======== RECORDS SHOWN
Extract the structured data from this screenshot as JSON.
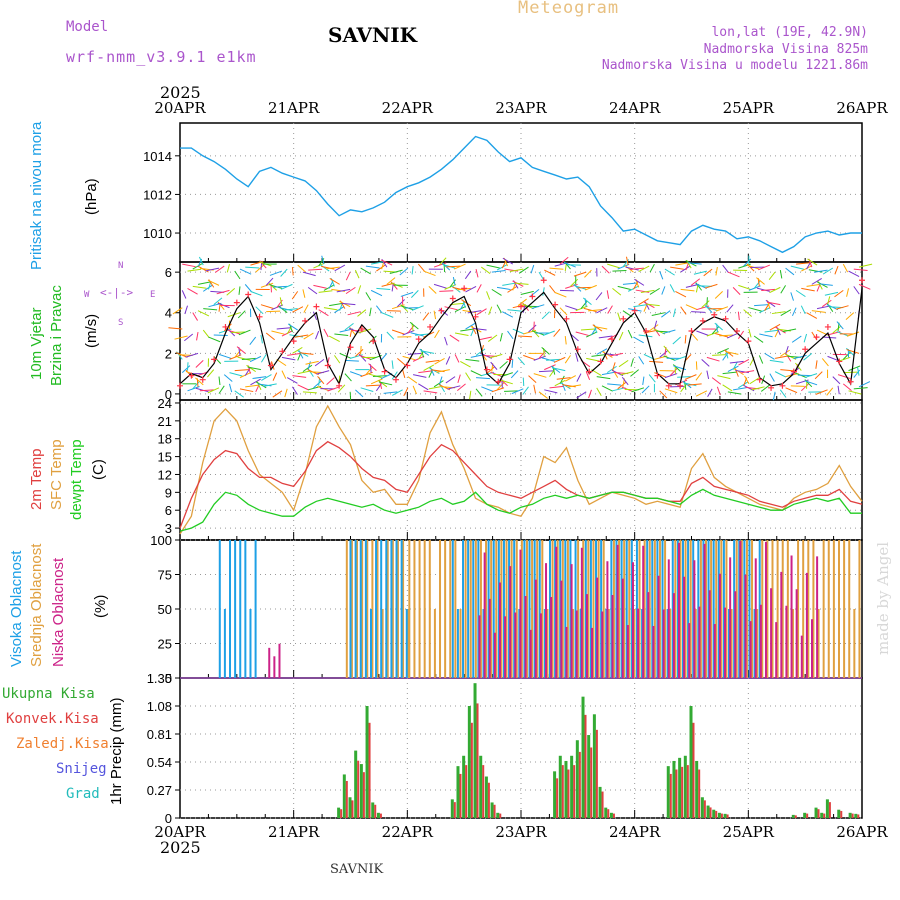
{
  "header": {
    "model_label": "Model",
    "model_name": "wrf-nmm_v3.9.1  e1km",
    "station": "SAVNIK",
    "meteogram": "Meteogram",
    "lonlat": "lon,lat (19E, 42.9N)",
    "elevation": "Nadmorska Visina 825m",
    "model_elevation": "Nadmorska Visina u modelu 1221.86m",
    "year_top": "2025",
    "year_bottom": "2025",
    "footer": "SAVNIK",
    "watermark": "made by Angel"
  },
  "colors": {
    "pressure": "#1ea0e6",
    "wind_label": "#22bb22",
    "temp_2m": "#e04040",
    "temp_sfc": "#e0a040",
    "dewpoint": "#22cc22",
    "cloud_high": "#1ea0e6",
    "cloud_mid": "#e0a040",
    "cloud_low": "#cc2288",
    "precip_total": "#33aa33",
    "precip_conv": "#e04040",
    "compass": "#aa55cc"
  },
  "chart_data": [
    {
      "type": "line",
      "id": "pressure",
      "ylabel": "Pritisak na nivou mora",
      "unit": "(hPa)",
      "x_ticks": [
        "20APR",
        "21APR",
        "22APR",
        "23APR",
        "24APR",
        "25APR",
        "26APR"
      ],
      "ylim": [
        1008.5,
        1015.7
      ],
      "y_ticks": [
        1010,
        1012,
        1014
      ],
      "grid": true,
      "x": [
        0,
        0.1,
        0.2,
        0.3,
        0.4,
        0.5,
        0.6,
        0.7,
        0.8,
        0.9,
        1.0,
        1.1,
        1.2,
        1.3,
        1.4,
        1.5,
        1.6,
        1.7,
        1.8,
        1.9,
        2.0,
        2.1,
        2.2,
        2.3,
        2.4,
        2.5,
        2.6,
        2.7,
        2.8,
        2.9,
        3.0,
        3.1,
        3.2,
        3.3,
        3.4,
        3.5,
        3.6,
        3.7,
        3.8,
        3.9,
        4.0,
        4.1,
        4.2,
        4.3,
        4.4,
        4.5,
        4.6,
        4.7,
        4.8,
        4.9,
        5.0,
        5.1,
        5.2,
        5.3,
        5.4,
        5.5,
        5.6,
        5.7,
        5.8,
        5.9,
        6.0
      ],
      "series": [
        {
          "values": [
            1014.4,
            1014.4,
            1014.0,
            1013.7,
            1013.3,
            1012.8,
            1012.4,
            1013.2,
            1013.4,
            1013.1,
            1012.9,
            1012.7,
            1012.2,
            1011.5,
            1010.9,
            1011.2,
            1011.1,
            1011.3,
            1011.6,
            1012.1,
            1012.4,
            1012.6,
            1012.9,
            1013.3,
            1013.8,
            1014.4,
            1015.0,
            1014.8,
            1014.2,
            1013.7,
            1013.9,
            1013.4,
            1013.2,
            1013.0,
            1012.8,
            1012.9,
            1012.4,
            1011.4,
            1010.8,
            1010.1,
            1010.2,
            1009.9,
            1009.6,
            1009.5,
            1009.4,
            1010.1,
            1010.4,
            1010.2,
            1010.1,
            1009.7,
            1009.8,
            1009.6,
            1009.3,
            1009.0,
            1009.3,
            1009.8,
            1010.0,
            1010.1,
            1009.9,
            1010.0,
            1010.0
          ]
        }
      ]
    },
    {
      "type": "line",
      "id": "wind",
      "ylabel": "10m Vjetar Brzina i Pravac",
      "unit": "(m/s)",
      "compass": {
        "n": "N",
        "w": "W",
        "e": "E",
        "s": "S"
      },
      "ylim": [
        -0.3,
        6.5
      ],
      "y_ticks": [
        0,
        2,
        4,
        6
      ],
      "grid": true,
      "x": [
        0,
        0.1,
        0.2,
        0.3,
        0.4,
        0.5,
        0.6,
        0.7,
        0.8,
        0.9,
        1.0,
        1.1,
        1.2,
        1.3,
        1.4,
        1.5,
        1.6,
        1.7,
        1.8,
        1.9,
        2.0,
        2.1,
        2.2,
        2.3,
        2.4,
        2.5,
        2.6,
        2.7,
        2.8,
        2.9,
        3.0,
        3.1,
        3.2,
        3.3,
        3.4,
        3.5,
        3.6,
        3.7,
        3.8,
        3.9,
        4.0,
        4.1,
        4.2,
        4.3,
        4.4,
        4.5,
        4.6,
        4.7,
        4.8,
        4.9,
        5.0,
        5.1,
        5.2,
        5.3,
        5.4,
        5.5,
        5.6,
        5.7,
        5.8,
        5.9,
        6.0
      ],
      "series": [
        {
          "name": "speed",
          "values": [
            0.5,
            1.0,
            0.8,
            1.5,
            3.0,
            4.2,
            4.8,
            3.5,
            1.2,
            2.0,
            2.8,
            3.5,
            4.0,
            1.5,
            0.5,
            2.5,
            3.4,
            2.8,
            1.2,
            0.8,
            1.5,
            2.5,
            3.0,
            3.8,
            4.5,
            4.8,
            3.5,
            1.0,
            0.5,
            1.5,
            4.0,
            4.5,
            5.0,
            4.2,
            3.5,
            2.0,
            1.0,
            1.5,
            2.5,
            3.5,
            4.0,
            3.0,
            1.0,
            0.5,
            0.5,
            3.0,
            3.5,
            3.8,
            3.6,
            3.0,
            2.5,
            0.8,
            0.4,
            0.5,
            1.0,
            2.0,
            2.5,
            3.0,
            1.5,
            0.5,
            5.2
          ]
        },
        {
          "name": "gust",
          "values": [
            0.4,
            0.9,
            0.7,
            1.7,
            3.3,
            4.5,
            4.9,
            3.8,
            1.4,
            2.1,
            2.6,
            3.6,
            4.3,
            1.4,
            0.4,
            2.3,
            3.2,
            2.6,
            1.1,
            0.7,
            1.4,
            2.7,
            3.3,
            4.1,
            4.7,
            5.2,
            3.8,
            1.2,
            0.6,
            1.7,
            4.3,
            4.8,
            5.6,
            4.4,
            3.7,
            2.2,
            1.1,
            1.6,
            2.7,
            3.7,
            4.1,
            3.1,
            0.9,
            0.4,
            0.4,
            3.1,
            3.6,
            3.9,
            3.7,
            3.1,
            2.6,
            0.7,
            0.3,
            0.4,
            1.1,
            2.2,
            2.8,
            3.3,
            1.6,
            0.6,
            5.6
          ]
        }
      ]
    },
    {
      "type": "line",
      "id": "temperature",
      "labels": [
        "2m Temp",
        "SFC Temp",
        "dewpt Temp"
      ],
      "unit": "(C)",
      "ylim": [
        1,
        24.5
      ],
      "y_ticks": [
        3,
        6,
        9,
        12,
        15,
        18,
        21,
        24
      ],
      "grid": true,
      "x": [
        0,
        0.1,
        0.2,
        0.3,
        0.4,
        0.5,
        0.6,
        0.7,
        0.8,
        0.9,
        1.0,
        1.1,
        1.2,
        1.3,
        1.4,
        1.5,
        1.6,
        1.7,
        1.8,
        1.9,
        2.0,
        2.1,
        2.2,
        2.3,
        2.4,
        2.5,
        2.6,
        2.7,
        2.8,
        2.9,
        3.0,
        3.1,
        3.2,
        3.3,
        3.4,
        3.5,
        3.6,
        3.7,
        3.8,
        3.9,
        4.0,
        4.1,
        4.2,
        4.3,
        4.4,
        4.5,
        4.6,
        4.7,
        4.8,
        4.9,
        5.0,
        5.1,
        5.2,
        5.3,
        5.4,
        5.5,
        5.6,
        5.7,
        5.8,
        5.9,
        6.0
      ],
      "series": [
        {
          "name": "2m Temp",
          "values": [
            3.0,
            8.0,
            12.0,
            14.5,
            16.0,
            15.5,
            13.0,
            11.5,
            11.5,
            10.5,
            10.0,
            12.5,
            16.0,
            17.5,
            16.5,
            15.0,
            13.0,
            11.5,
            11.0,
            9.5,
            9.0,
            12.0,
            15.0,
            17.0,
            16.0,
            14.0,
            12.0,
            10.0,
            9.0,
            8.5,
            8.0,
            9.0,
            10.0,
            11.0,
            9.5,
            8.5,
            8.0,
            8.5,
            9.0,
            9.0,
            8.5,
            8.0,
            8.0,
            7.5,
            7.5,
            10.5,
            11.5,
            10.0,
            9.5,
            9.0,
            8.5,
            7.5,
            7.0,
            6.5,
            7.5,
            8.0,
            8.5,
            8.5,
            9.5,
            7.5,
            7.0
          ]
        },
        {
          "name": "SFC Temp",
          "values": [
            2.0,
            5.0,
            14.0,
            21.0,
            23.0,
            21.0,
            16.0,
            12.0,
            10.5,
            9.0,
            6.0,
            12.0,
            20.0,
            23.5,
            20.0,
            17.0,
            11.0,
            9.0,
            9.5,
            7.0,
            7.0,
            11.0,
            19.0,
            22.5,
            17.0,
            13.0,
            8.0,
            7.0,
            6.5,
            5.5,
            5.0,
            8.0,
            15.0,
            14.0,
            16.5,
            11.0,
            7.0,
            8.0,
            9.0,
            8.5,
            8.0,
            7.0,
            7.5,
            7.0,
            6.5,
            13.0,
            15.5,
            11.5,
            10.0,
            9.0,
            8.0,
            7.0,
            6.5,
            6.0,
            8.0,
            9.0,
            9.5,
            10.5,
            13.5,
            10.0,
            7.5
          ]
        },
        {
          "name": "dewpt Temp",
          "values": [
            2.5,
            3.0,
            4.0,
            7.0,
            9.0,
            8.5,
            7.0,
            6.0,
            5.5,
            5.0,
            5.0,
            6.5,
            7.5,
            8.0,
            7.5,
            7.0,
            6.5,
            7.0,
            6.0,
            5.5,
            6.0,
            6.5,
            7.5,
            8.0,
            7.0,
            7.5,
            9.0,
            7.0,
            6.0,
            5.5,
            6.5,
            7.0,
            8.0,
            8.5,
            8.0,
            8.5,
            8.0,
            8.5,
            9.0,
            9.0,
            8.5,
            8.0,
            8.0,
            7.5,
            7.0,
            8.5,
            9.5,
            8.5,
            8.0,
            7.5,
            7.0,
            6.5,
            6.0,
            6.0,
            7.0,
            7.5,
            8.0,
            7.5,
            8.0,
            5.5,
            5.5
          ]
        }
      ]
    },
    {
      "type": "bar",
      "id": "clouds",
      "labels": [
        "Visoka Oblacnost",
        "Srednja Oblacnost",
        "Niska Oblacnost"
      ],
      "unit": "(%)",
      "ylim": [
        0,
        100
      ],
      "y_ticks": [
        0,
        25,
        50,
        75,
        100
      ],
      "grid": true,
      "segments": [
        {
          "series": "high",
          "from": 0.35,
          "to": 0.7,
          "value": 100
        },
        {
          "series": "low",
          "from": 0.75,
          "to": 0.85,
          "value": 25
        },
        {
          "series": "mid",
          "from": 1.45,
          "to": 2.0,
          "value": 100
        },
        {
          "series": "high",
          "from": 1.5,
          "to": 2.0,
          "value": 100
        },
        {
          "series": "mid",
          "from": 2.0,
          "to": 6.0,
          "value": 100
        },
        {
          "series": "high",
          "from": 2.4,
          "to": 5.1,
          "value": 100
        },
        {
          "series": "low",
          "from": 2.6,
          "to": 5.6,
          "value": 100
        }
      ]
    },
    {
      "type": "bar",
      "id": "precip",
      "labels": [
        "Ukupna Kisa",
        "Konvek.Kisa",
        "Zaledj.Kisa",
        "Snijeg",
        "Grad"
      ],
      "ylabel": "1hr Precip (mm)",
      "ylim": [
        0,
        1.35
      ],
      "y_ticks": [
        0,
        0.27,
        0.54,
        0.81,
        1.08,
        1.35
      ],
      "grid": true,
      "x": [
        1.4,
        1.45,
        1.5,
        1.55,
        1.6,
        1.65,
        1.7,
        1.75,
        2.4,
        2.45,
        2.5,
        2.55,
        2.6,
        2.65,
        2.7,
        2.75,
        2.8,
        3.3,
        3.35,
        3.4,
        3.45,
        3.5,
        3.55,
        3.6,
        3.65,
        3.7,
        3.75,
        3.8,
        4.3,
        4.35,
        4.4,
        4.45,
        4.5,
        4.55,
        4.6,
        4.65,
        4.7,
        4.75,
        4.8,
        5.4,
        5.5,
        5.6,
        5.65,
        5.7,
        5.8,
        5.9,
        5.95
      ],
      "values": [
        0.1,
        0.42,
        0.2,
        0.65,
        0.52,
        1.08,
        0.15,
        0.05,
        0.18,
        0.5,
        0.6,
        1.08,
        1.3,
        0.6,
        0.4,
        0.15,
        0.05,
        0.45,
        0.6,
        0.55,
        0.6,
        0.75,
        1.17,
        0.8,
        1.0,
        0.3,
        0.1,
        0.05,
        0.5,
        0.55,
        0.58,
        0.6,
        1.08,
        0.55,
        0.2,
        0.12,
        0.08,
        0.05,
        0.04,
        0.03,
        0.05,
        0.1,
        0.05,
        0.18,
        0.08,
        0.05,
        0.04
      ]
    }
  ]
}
================
The required answer is a single number: the count of lines in the entries that hold the string "Visina".

2